Find the word "header" in the listing; pull out each line holding it.

(Stored data)
-- START --
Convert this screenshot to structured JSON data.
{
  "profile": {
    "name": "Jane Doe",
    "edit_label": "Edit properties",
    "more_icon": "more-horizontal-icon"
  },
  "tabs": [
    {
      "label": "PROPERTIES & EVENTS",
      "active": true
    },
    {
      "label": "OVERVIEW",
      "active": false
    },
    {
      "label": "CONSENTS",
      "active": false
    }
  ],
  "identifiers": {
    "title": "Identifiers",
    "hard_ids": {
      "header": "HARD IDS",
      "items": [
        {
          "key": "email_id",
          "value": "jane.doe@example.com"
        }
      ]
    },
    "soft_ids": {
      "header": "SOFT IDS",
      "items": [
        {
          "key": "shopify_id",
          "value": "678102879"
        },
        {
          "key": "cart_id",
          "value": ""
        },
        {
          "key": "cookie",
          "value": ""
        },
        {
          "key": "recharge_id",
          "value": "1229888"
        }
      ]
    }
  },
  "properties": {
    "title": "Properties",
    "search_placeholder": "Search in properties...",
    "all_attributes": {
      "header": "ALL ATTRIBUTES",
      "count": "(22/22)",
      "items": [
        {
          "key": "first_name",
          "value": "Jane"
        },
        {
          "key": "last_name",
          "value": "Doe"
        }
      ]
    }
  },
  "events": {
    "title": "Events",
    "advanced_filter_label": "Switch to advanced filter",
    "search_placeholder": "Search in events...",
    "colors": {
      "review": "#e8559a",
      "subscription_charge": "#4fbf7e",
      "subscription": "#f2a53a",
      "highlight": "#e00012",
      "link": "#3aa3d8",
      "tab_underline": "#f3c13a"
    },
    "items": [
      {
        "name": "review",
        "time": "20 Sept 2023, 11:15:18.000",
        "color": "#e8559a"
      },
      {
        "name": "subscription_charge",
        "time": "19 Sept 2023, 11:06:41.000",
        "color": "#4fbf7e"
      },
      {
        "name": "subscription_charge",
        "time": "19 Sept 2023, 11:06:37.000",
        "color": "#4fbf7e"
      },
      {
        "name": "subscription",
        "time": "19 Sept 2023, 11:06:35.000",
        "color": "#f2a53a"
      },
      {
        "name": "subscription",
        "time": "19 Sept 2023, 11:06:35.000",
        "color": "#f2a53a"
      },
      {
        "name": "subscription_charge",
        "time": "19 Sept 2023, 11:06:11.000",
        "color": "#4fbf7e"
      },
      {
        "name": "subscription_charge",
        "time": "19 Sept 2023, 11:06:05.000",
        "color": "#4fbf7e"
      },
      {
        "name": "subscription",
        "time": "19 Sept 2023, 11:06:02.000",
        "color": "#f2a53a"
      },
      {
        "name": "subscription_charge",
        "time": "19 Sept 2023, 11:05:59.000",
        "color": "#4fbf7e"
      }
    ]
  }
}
-- END --
__Complete output__.
      "header": "HARD IDS",
      "header": "SOFT IDS",
      "header": "ALL ATTRIBUTES",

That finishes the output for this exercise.